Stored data

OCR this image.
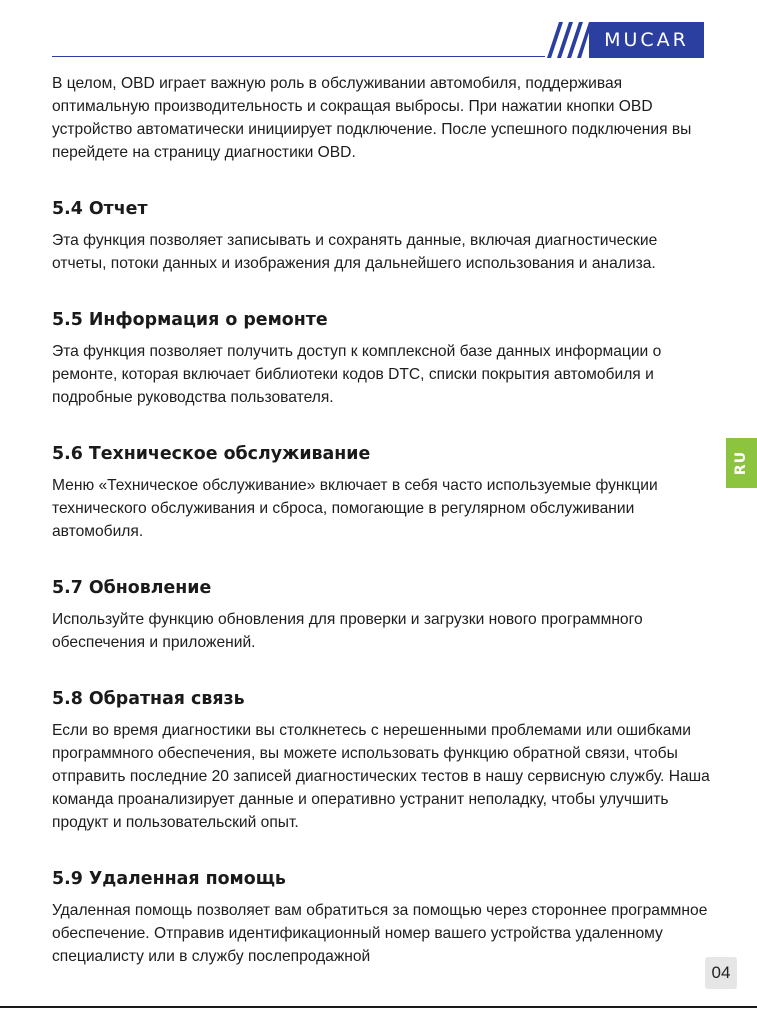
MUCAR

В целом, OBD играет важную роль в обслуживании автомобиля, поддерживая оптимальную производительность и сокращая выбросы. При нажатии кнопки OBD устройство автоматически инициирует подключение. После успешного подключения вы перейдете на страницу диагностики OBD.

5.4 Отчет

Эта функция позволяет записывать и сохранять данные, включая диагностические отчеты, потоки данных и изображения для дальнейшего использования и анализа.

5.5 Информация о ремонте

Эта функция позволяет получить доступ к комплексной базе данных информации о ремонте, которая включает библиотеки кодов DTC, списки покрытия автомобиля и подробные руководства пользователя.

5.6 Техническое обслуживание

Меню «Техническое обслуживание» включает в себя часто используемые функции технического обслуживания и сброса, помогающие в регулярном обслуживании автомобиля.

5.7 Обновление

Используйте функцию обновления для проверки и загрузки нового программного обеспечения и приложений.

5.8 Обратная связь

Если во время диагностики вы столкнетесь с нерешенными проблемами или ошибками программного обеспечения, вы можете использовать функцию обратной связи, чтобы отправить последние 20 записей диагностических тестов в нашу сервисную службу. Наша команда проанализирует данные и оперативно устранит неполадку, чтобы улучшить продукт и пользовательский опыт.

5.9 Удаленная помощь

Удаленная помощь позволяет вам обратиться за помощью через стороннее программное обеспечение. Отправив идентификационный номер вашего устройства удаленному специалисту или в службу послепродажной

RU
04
* * *
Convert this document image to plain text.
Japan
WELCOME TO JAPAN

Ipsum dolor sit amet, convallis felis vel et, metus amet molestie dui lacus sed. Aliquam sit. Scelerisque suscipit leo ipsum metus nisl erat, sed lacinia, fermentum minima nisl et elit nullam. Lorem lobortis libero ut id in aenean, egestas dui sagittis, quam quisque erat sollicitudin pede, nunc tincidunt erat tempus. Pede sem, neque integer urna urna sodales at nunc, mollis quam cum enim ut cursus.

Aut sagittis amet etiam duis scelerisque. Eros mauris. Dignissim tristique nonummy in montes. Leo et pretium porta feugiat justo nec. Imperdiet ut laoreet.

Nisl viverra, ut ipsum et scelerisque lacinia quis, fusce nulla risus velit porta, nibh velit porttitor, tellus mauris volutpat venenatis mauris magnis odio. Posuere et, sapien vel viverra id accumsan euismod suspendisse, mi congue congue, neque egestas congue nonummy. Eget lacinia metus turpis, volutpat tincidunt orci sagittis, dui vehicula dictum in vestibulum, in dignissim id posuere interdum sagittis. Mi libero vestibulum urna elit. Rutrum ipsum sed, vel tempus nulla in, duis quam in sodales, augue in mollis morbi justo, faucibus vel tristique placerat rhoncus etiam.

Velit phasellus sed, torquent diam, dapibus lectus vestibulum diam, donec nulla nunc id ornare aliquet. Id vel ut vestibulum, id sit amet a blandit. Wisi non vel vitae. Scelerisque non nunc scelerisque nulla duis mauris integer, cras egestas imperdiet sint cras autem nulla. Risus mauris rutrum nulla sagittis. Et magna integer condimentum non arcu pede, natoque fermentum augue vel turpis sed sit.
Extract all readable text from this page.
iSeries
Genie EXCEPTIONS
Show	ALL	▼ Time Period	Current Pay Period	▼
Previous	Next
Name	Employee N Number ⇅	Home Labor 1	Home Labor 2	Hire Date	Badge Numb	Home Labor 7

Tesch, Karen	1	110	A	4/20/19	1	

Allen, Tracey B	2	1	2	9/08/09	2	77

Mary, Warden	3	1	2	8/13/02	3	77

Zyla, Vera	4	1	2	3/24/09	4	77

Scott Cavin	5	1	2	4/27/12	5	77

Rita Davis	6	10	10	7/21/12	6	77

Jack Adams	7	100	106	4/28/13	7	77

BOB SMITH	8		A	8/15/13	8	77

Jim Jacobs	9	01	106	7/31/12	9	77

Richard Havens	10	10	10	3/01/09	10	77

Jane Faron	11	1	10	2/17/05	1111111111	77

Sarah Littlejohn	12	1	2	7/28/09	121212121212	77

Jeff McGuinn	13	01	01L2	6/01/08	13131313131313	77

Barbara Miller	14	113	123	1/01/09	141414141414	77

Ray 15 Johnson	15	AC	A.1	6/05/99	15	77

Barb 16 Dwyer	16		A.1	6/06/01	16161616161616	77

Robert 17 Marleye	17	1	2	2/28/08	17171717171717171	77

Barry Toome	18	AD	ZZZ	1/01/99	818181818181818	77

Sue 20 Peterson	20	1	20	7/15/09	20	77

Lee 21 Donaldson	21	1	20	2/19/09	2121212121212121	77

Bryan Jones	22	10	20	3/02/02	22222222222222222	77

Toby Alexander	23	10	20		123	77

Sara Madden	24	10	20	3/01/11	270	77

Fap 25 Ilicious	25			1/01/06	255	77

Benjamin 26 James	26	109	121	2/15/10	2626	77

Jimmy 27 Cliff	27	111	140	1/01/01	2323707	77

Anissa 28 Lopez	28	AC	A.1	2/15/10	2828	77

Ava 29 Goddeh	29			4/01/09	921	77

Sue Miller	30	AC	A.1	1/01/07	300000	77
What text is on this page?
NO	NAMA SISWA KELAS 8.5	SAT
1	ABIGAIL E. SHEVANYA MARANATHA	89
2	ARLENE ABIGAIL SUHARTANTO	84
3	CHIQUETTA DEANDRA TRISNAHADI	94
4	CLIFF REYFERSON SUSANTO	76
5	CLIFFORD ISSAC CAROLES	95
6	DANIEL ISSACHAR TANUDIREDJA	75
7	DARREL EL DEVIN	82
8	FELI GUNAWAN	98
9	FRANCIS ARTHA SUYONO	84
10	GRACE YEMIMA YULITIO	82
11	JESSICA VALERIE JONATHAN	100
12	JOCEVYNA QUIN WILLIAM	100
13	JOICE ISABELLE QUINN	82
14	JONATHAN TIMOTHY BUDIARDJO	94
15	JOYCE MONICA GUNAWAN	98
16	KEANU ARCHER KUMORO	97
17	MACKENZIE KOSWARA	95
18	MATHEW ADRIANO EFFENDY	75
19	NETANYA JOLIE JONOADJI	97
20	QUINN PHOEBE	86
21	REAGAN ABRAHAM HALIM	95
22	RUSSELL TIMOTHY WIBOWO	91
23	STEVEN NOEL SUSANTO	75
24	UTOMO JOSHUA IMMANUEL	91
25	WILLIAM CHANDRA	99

### Written problem
Search the data above for the string "nunc" and return every line that has it.

### Exercise solution
Ipsum dolor sit amet, convallis felis vel et, metus amet molestie dui lacus sed. Aliquam sit. Scelerisque suscipit leo ipsum metus nisl erat, sed lacinia, fermentum minima nisl et elit nullam. Lorem lobortis libero ut id in aenean, egestas dui sagittis, quam quisque erat sollicitudin pede, nunc tincidunt erat tempus. Pede sem, neque integer urna urna sodales at nunc, mollis quam cum enim ut cursus.
Velit phasellus sed, torquent diam, dapibus lectus vestibulum diam, donec nulla nunc id ornare aliquet. Id vel ut vestibulum, id sit amet a blandit. Wisi non vel vitae. Scelerisque non nunc scelerisque nulla duis mauris integer, cras egestas imperdiet sint cras autem nulla. Risus mauris rutrum nulla sagittis. Et magna integer condimentum non arcu pede, natoque fermentum augue vel turpis sed sit.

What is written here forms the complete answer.